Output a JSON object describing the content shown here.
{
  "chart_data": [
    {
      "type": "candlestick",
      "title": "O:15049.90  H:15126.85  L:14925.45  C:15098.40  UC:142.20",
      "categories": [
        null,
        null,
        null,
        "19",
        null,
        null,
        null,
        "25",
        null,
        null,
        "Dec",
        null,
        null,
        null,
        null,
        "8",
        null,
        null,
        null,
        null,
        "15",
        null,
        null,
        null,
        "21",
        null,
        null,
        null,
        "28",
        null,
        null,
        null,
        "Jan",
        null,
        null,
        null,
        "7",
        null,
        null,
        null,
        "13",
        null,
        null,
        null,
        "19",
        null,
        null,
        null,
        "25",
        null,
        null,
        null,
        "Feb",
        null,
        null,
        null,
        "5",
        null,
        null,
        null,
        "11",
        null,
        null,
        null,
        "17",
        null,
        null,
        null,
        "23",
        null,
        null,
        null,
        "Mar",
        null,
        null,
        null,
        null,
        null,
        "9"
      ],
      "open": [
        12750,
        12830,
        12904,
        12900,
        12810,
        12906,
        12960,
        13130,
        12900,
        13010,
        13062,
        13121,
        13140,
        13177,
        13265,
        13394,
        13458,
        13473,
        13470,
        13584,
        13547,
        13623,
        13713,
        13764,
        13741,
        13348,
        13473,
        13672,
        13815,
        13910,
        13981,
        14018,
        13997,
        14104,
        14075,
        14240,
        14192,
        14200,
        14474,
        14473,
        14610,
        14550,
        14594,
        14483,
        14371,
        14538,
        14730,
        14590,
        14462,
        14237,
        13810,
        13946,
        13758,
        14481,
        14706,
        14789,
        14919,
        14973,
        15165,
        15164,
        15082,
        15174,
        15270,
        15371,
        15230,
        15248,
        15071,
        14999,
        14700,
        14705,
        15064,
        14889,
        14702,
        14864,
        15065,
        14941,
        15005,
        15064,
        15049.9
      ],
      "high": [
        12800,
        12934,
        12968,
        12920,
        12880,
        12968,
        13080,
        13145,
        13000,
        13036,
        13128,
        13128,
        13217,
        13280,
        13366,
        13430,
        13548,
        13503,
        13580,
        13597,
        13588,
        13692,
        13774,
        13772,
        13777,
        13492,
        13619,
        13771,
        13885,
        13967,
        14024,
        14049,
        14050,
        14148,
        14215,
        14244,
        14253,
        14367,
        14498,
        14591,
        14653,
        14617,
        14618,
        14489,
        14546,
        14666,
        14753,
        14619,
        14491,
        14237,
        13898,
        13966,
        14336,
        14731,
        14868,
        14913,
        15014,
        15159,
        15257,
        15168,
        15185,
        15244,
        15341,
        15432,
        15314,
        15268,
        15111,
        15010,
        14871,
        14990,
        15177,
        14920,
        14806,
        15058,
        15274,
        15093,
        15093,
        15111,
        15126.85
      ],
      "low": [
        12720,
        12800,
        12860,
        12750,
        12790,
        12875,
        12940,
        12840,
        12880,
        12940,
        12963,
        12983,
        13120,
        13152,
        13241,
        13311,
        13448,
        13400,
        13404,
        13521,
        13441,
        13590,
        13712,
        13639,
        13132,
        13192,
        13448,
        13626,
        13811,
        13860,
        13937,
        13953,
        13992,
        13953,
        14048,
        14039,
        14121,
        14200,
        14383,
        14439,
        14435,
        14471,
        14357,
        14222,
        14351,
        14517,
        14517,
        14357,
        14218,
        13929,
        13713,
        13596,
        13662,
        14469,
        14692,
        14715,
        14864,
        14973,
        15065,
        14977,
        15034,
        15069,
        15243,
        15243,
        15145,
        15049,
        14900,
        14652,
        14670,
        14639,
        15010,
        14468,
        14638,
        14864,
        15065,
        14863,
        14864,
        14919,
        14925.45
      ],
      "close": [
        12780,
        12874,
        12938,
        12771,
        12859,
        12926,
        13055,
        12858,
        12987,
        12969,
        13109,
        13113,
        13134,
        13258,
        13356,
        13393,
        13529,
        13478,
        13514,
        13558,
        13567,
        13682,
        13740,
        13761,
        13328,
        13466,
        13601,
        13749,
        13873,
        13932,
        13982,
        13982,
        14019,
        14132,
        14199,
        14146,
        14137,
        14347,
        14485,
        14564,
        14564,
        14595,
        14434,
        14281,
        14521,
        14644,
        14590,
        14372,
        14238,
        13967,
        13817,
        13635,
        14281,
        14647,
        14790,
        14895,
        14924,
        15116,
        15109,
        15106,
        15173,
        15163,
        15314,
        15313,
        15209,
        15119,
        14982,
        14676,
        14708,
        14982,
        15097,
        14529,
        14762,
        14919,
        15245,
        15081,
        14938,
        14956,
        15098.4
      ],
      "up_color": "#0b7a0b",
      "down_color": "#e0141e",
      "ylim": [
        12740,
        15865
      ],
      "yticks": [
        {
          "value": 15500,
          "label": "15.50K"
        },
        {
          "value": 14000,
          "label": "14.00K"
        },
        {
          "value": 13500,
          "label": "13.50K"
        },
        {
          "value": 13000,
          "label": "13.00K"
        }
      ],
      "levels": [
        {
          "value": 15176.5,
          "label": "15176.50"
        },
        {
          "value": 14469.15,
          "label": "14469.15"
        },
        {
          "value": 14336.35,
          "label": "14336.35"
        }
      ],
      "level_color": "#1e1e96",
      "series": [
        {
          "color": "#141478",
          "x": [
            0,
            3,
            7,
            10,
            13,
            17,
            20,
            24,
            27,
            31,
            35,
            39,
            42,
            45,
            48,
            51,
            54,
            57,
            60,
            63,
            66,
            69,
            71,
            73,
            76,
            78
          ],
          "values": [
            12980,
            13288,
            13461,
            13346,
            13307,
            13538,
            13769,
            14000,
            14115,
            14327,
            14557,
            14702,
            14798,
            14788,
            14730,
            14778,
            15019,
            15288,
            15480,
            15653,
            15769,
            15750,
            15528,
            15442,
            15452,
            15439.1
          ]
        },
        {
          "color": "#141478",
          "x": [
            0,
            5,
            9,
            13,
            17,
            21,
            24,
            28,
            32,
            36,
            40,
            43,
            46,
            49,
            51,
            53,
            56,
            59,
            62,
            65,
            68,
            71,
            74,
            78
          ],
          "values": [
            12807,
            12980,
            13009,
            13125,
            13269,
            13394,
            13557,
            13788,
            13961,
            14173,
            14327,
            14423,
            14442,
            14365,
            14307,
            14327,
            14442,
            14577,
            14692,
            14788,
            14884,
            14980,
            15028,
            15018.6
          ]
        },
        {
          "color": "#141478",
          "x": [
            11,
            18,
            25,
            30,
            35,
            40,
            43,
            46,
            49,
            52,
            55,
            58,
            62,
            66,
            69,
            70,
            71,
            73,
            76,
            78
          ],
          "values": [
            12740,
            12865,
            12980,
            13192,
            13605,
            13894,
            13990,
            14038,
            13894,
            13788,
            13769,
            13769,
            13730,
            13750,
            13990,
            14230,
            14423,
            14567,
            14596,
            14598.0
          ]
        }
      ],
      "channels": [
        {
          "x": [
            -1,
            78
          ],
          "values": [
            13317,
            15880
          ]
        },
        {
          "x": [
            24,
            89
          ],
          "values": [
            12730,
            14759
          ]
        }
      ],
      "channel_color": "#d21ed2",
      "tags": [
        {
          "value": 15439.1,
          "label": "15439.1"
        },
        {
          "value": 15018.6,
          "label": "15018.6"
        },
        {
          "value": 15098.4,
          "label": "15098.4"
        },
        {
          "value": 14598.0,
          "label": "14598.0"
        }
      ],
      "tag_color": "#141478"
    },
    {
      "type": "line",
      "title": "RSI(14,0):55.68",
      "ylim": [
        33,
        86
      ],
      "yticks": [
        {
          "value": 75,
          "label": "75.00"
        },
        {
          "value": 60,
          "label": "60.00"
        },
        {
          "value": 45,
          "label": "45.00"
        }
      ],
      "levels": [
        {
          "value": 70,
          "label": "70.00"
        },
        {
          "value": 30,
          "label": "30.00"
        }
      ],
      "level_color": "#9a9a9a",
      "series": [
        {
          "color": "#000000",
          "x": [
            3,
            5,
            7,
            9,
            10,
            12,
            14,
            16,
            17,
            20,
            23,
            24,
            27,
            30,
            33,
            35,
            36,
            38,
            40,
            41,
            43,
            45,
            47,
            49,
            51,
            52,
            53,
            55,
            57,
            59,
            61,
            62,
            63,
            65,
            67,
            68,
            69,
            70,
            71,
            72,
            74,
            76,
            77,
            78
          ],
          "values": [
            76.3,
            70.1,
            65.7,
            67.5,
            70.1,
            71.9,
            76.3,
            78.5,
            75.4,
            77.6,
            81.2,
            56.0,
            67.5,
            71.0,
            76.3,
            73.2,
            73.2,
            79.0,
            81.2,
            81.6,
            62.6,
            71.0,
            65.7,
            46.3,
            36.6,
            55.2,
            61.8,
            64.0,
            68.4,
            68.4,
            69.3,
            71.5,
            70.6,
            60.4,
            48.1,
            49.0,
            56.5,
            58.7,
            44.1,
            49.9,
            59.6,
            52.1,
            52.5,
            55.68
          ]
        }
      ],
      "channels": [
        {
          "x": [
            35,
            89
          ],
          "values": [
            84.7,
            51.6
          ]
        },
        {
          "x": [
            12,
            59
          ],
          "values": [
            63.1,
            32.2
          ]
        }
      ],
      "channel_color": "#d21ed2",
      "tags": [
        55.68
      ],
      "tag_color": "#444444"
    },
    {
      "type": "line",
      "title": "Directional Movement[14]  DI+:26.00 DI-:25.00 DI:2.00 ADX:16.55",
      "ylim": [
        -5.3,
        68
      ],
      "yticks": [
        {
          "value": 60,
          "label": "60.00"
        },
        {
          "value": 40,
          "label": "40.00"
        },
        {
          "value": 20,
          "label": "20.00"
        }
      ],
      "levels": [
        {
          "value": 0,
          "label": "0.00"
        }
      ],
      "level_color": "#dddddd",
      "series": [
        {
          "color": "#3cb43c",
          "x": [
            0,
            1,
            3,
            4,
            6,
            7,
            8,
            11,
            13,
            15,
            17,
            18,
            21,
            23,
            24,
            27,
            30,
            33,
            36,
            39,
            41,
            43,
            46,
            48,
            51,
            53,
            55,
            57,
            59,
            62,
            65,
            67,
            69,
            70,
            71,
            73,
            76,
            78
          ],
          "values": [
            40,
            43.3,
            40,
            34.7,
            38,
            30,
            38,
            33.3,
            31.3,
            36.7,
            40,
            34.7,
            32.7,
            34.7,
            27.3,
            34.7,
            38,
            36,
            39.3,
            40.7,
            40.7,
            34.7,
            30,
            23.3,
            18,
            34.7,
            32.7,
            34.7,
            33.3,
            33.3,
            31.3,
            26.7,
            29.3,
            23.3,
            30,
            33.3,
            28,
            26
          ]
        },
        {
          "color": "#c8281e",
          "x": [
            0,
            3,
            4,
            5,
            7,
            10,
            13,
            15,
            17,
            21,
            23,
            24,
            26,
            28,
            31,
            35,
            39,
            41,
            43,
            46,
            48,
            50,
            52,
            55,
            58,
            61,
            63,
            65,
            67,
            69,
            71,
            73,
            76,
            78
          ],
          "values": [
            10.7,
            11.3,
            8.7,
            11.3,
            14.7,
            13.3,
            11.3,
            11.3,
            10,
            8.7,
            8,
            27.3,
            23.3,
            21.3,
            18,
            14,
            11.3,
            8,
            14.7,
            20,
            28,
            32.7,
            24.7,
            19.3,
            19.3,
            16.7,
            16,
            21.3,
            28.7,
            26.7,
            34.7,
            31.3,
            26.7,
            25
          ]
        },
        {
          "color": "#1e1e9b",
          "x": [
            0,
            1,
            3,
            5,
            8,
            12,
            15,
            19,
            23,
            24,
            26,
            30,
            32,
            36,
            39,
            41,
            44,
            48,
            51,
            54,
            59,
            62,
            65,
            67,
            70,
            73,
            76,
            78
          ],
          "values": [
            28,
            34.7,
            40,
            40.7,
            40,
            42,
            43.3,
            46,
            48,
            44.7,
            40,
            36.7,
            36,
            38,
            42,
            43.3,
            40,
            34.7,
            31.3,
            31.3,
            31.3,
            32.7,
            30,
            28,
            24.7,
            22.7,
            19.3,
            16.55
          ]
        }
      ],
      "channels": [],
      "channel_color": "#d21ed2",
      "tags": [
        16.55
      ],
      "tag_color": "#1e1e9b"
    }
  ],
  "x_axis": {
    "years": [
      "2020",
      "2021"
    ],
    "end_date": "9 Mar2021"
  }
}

◇ ◇ ◇ ◇

Task statement: Go through the entries above and copy every line containing "title".

Solved problem:
      "title": "O:15049.90  H:15126.85  L:14925.45  C:15098.40  UC:142.20",
      "title": "RSI(14,0):55.68",
      "title": "Directional Movement[14]  DI+:26.00 DI-:25.00 DI:2.00 ADX:16.55",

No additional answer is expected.